*Element boundary lines*
* BEGIN *
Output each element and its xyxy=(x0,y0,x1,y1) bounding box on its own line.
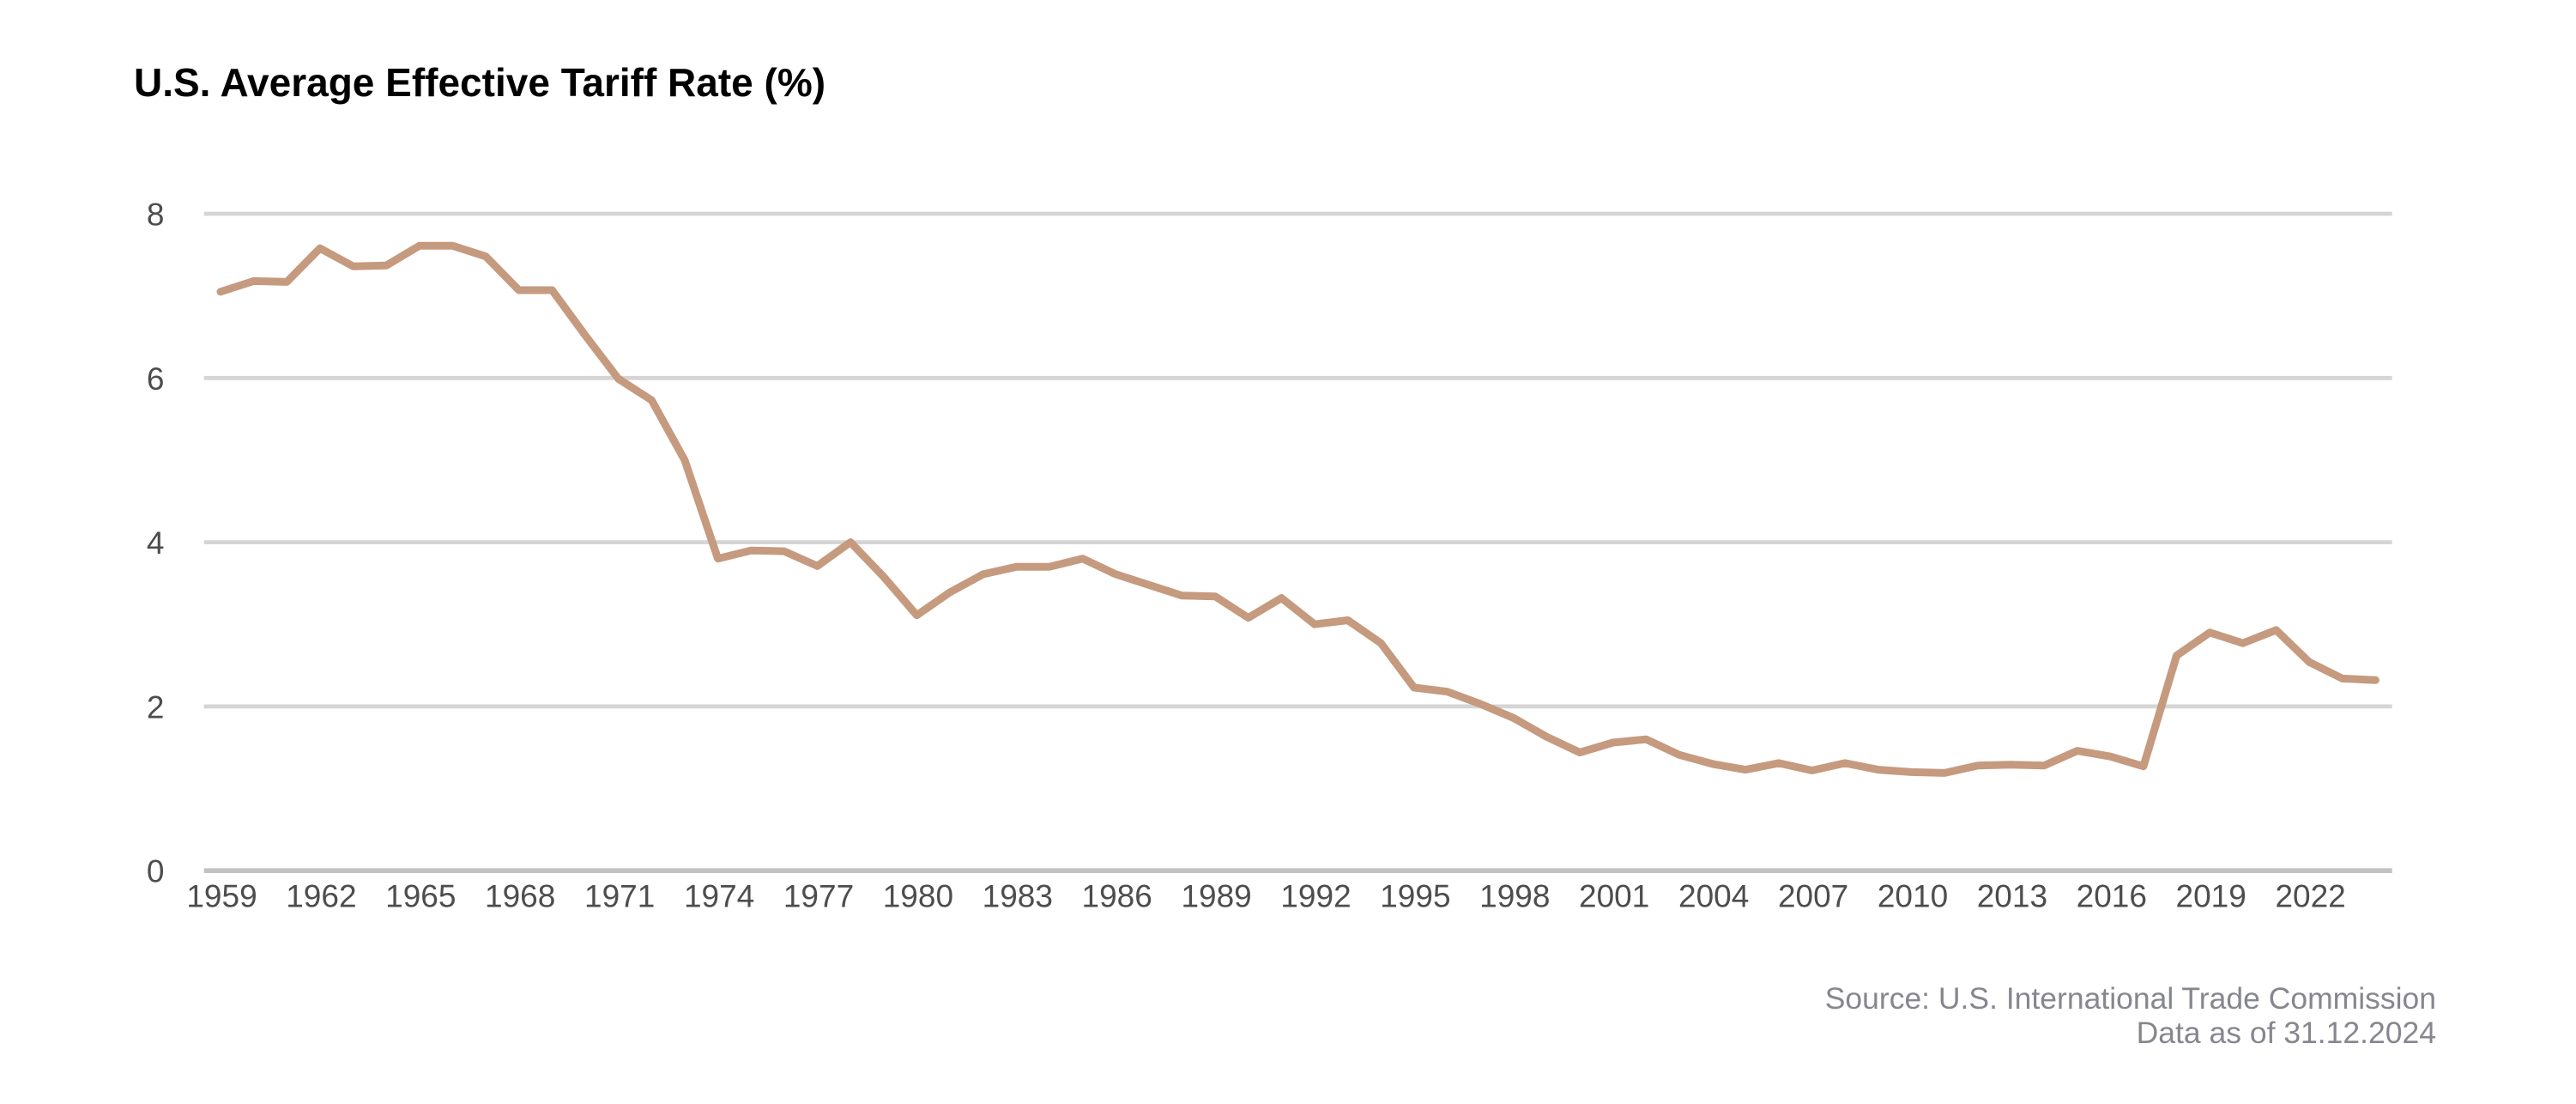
svg-text:1998: 1998 xyxy=(1479,879,1550,914)
svg-text:1971: 1971 xyxy=(584,879,655,914)
svg-text:8: 8 xyxy=(147,197,165,233)
svg-text:2016: 2016 xyxy=(2077,879,2147,914)
svg-text:0: 0 xyxy=(147,854,165,889)
svg-text:1980: 1980 xyxy=(883,879,953,914)
svg-text:2001: 2001 xyxy=(1579,879,1649,914)
svg-text:2: 2 xyxy=(147,689,165,725)
svg-text:2013: 2013 xyxy=(1977,879,2047,914)
svg-text:6: 6 xyxy=(147,361,165,397)
svg-text:2004: 2004 xyxy=(1678,879,1749,914)
svg-text:2022: 2022 xyxy=(2275,879,2345,914)
svg-text:1995: 1995 xyxy=(1380,879,1450,914)
svg-text:1983: 1983 xyxy=(983,879,1053,914)
svg-text:1965: 1965 xyxy=(385,879,456,914)
svg-text:4: 4 xyxy=(147,525,165,561)
svg-text:2007: 2007 xyxy=(1778,879,1848,914)
svg-text:1992: 1992 xyxy=(1280,879,1351,914)
svg-text:1977: 1977 xyxy=(783,879,854,914)
svg-text:1968: 1968 xyxy=(485,879,555,914)
svg-text:2019: 2019 xyxy=(2176,879,2246,914)
svg-text:1962: 1962 xyxy=(286,879,356,914)
svg-text:Source: U.S. International Tra: Source: U.S. International Trade Commiss… xyxy=(1825,981,2436,1016)
svg-text:1974: 1974 xyxy=(684,879,754,914)
svg-text:1989: 1989 xyxy=(1181,879,1251,914)
svg-text:1986: 1986 xyxy=(1082,879,1152,914)
svg-text:U.S. Average Effective Tariff: U.S. Average Effective Tariff Rate (%) xyxy=(134,60,825,105)
svg-text:Data as of 31.12.2024: Data as of 31.12.2024 xyxy=(2137,1016,2436,1050)
svg-text:1959: 1959 xyxy=(186,879,257,914)
svg-text:2010: 2010 xyxy=(1878,879,1948,914)
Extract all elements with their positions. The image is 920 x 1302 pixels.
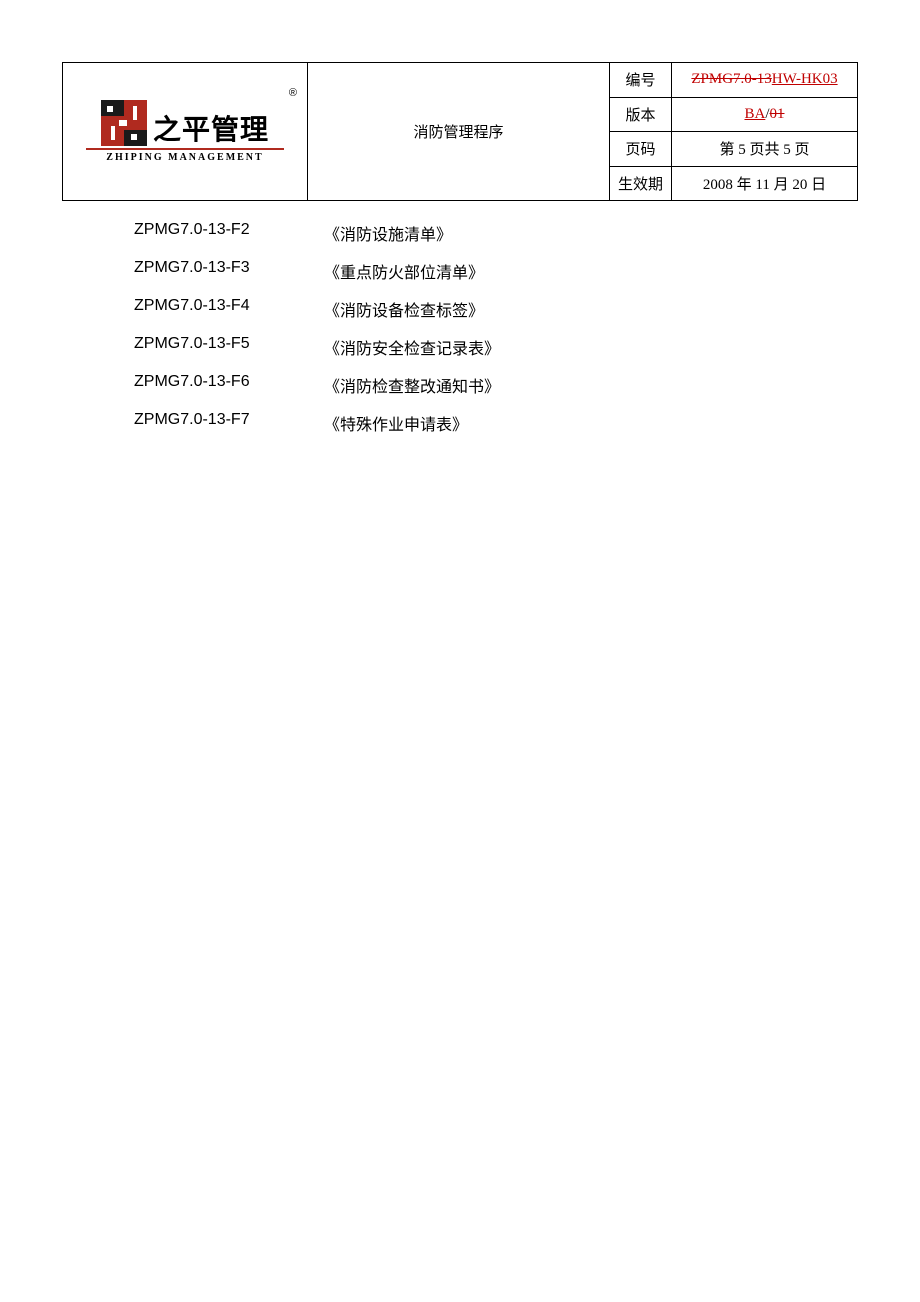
item-name: 《消防设施清单》 (324, 221, 452, 245)
item-name: 《消防检查整改通知书》 (324, 373, 500, 397)
code-inserted: HW-HK03 (772, 71, 838, 87)
item-code: ZPMG7.0-13-F4 (134, 297, 324, 321)
meta-label-page: 页码 (610, 132, 672, 167)
item-name: 《消防设备检查标签》 (324, 297, 484, 321)
header-table: ® (62, 62, 858, 201)
content-list: ZPMG7.0-13-F2 《消防设施清单》 ZPMG7.0-13-F3 《重点… (62, 221, 858, 435)
document-page: ® (0, 0, 920, 511)
item-code: ZPMG7.0-13-F7 (134, 411, 324, 435)
item-code: ZPMG7.0-13-F2 (134, 221, 324, 245)
logo-chinese-name: 之平管理 (153, 116, 269, 146)
logo-row: 之平管理 (101, 100, 269, 146)
item-name: 《消防安全检查记录表》 (324, 335, 500, 359)
logo-icon (101, 100, 147, 146)
registered-mark: ® (289, 87, 297, 99)
list-item: ZPMG7.0-13-F2 《消防设施清单》 (134, 221, 858, 245)
code-deleted: ZPMG7.0-13 (691, 71, 771, 87)
item-code: ZPMG7.0-13-F6 (134, 373, 324, 397)
logo-cell: ® (63, 63, 308, 201)
meta-label-version: 版本 (610, 97, 672, 132)
meta-label-effective: 生效期 (610, 166, 672, 201)
document-title: 消防管理程序 (308, 63, 610, 201)
logo-wrap: ® (63, 63, 307, 200)
list-item: ZPMG7.0-13-F7 《特殊作业申请表》 (134, 411, 858, 435)
meta-value-version: BA/01 (672, 97, 858, 132)
list-item: ZPMG7.0-13-F6 《消防检查整改通知书》 (134, 373, 858, 397)
logo-english-name: ZHIPING MANAGEMENT (86, 148, 284, 163)
item-name: 《重点防火部位清单》 (324, 259, 484, 283)
list-item: ZPMG7.0-13-F3 《重点防火部位清单》 (134, 259, 858, 283)
list-item: ZPMG7.0-13-F4 《消防设备检查标签》 (134, 297, 858, 321)
version-inserted: BA (744, 106, 765, 122)
meta-value-code: ZPMG7.0-13HW-HK03 (672, 63, 858, 98)
item-code: ZPMG7.0-13-F5 (134, 335, 324, 359)
meta-value-effective: 2008 年 11 月 20 日 (672, 166, 858, 201)
meta-label-code: 编号 (610, 63, 672, 98)
meta-value-page: 第 5 页共 5 页 (672, 132, 858, 167)
item-name: 《特殊作业申请表》 (324, 411, 468, 435)
item-code: ZPMG7.0-13-F3 (134, 259, 324, 283)
version-deleted: 01 (770, 106, 785, 122)
list-item: ZPMG7.0-13-F5 《消防安全检查记录表》 (134, 335, 858, 359)
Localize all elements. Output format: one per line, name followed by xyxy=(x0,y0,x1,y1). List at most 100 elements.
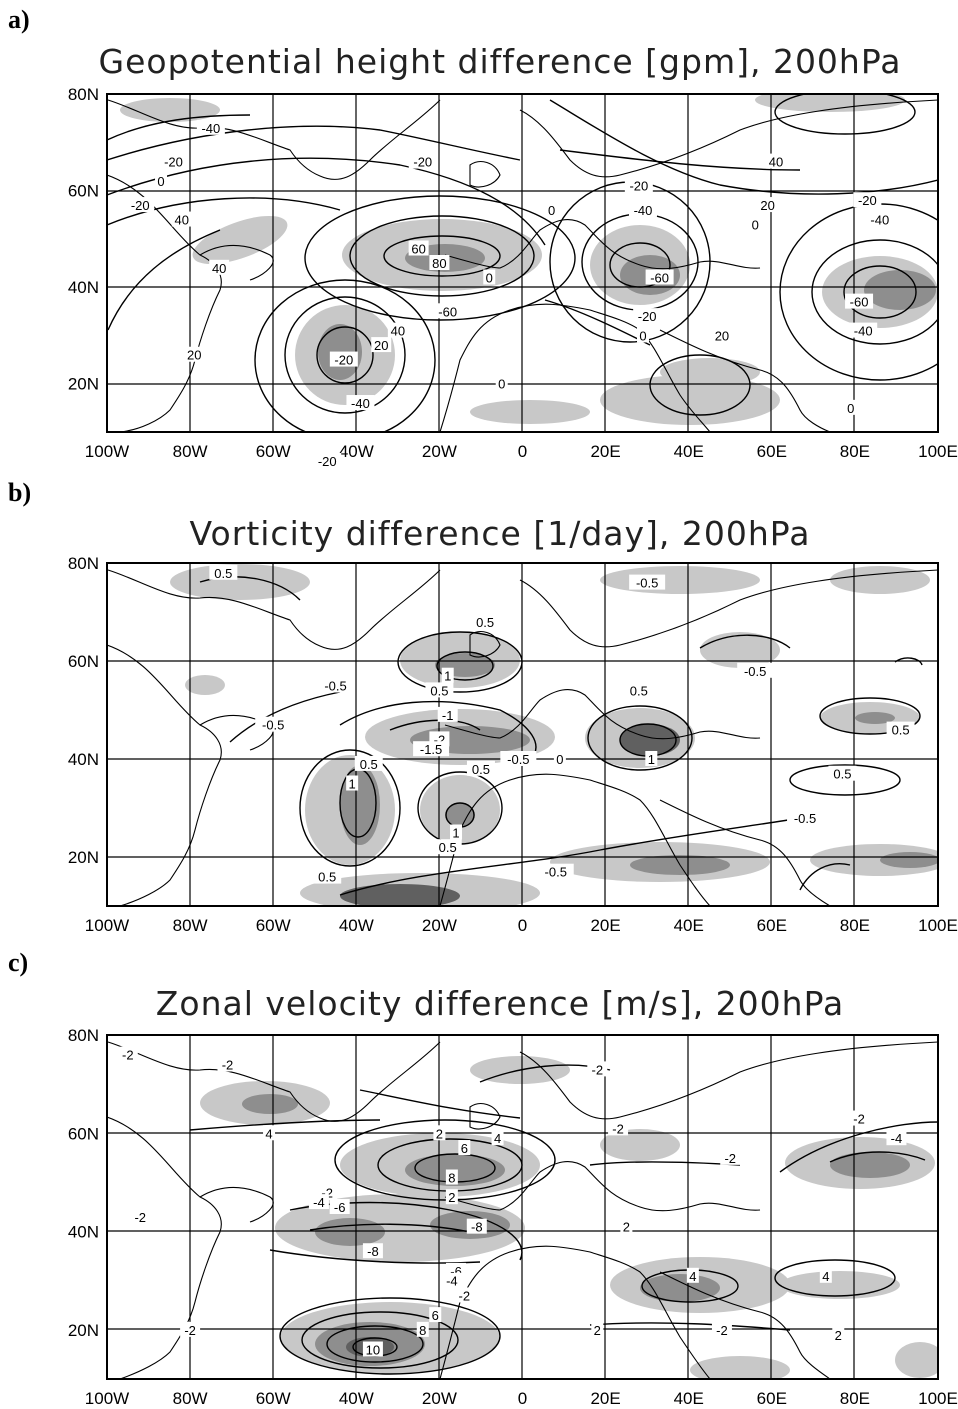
panel-a-contour-label: 40 xyxy=(765,153,786,170)
panel-a-frame xyxy=(106,93,939,433)
panel-b-contour-label: 0.5 xyxy=(209,564,238,581)
panel-c-x-tick-label: 40W xyxy=(339,1389,374,1408)
panel-c-contour-label: -2 xyxy=(711,1321,732,1338)
panel-b-contour-label: 0.5 xyxy=(828,765,857,782)
panel-a-x-tick-label: 80E xyxy=(840,442,870,461)
contour-label-background xyxy=(686,1267,699,1283)
panel-b-contour-label: 0.5 xyxy=(466,760,495,777)
contour-label-text: -6 xyxy=(334,1200,346,1215)
panel-a-contour-label: -40 xyxy=(849,322,878,339)
panel-b-y-tick-label: 60N xyxy=(68,652,99,671)
contour-label-text: 1 xyxy=(452,826,459,841)
panel-a-contour-label: 0 xyxy=(636,327,649,343)
contour-label-text: 2 xyxy=(448,1190,455,1205)
panel-a-title: Geopotential height difference [gpm], 20… xyxy=(99,42,902,81)
contour-label-background xyxy=(413,741,450,757)
contour-label-text: 80 xyxy=(432,256,446,271)
panel-a-x-tick-label: 40W xyxy=(339,442,374,461)
contour-label-background xyxy=(255,716,292,732)
panel-b-contour-label: 0.5 xyxy=(624,682,653,698)
contour-label-background xyxy=(346,395,375,411)
panel-b-x-tick-label: 20W xyxy=(422,916,457,935)
contour-label-background xyxy=(437,706,458,722)
panel-a-y-tick-label: 80N xyxy=(68,85,99,104)
contour-label-text: 8 xyxy=(448,1171,455,1186)
panel-a-contour-label: 0 xyxy=(749,216,762,232)
panel-a-contour-label: 0 xyxy=(483,269,496,285)
panel-c-contour-label: -4 xyxy=(308,1194,329,1210)
contour-label-background xyxy=(865,211,894,227)
contour-label-background xyxy=(553,751,566,766)
contour-label-background xyxy=(445,1169,458,1185)
contour-label-background xyxy=(313,868,342,884)
panel-b-y-ticks: 20N 40N 60N 80N xyxy=(68,554,99,867)
contour-label-background xyxy=(408,240,429,256)
panel-c-x-ticks: 100W 80W 60W 40W 20W 0 20E 40E 60E 80E 100E xyxy=(85,1389,958,1408)
contour-label-text: 0.5 xyxy=(439,840,457,855)
panel-c-contour-label: 2 xyxy=(620,1218,633,1235)
panel-a-contour-label: -20 xyxy=(408,153,437,170)
contour-label-text: -0.5 xyxy=(636,576,658,591)
panel-c-y-tick-label: 80N xyxy=(68,1026,99,1045)
panel-b-contour-label: 0.5 xyxy=(425,682,454,698)
contour-label-text: 4 xyxy=(265,1126,272,1141)
panel-a-contour-label: -60 xyxy=(645,269,674,285)
panel-c-contour-label: 2 xyxy=(832,1326,845,1343)
panel-b-y-tick-label: 80N xyxy=(68,554,99,573)
contour-label-text: -1 xyxy=(442,708,454,723)
panel-b-contour-label: -0.5 xyxy=(537,863,574,880)
contour-label-background xyxy=(329,351,358,367)
contour-label-text: -0.5 xyxy=(507,752,529,767)
panel-b-contour-label: -1.5 xyxy=(413,741,450,757)
contour-label-text: -40 xyxy=(854,324,873,339)
panel-a-contour-label: 0 xyxy=(155,172,168,189)
panel-c-contour-label: 8 xyxy=(445,1169,458,1186)
contour-label-text: 1 xyxy=(349,777,356,792)
contour-label-background xyxy=(126,197,155,213)
contour-label-text: 60 xyxy=(411,242,425,257)
contour-label-text: 20 xyxy=(374,338,388,353)
contour-label-text: 40 xyxy=(175,213,189,228)
panel-b-x-tick-label: 60W xyxy=(256,916,291,935)
contour-label-text: 10 xyxy=(366,1343,380,1358)
panel-a-y-tick-label: 40N xyxy=(68,278,99,297)
panel-b-y-tick-label: 20N xyxy=(68,848,99,867)
panel-c-contour-label: 2 xyxy=(433,1125,446,1141)
contour-label-text: 2 xyxy=(835,1328,842,1343)
panel-a-x-tick-label: 80W xyxy=(173,442,208,461)
panel-c-contour-label: -2 xyxy=(180,1321,201,1338)
contour-label-background xyxy=(886,721,915,737)
contour-label-background xyxy=(849,1110,870,1126)
panel-c-contour-label: 4 xyxy=(686,1267,699,1284)
contour-label-background xyxy=(711,1321,732,1337)
contour-label-text: 0.5 xyxy=(430,683,448,698)
panel-a-contour-label: -60 xyxy=(845,293,874,310)
panel-c-contour-label: -8 xyxy=(466,1218,487,1235)
panel-a-y-tick-label: 60N xyxy=(68,182,99,201)
contour-label-background xyxy=(765,153,786,169)
panel-b-x-tick-label: 0 xyxy=(518,916,527,935)
contour-label-text: 0.5 xyxy=(833,767,851,782)
contour-label-text: -20 xyxy=(318,454,337,469)
contour-label-text: 0 xyxy=(556,752,563,767)
contour-label-background xyxy=(886,1130,907,1146)
contour-label-text: 40 xyxy=(212,261,226,276)
panel-b-contour-label: 0.5 xyxy=(313,868,342,885)
panel-c-contour-label: 4 xyxy=(819,1267,832,1284)
panel-b-contour-label: -1 xyxy=(437,706,458,723)
panel-b-contour-label: -0.5 xyxy=(787,809,824,826)
contour-label-background xyxy=(495,375,508,391)
contour-label-background xyxy=(645,751,658,766)
contour-label-text: 4 xyxy=(494,1131,501,1146)
contour-label-text: 4 xyxy=(689,1269,696,1284)
contour-label-text: -20 xyxy=(629,179,648,194)
contour-label-text: -6 xyxy=(450,1264,462,1279)
contour-label-text: 20 xyxy=(715,328,729,343)
panel-c-contour-label: 10 xyxy=(362,1341,383,1358)
contour-label-background xyxy=(445,1189,458,1205)
panel-c-contour-label: -2 xyxy=(454,1287,475,1303)
contour-label-text: -0.5 xyxy=(324,679,346,694)
contour-label-background xyxy=(155,172,168,188)
contour-label-text: -60 xyxy=(650,270,669,285)
contour-label-text: 0.5 xyxy=(318,870,336,885)
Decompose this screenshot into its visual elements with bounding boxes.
* END *
*Request*
Recast the lines from the one containing "svg-text:1998: 1998 xyxy=(1479,879,1550,914)" through the one containing "svg-text:2: 2 xyxy=(147,689,165,725)" as a Markdown table with the columns Row and Line, omitting blank lines.

*Answer for this exercise*
| Row | Line |
|---|---|
| 1 | svg-text:1998: 1998 xyxy=(1479,879,1550,914) |
| 2 | svg-text:1971: 1971 xyxy=(584,879,655,914) |
| 3 | svg-text:8: 8 xyxy=(147,197,165,233) |
| 4 | svg-text:2016: 2016 xyxy=(2077,879,2147,914) |
| 5 | svg-text:0: 0 xyxy=(147,854,165,889) |
| 6 | svg-text:1980: 1980 xyxy=(883,879,953,914) |
| 7 | svg-text:2001: 2001 xyxy=(1579,879,1649,914) |
| 8 | svg-text:2: 2 xyxy=(147,689,165,725) |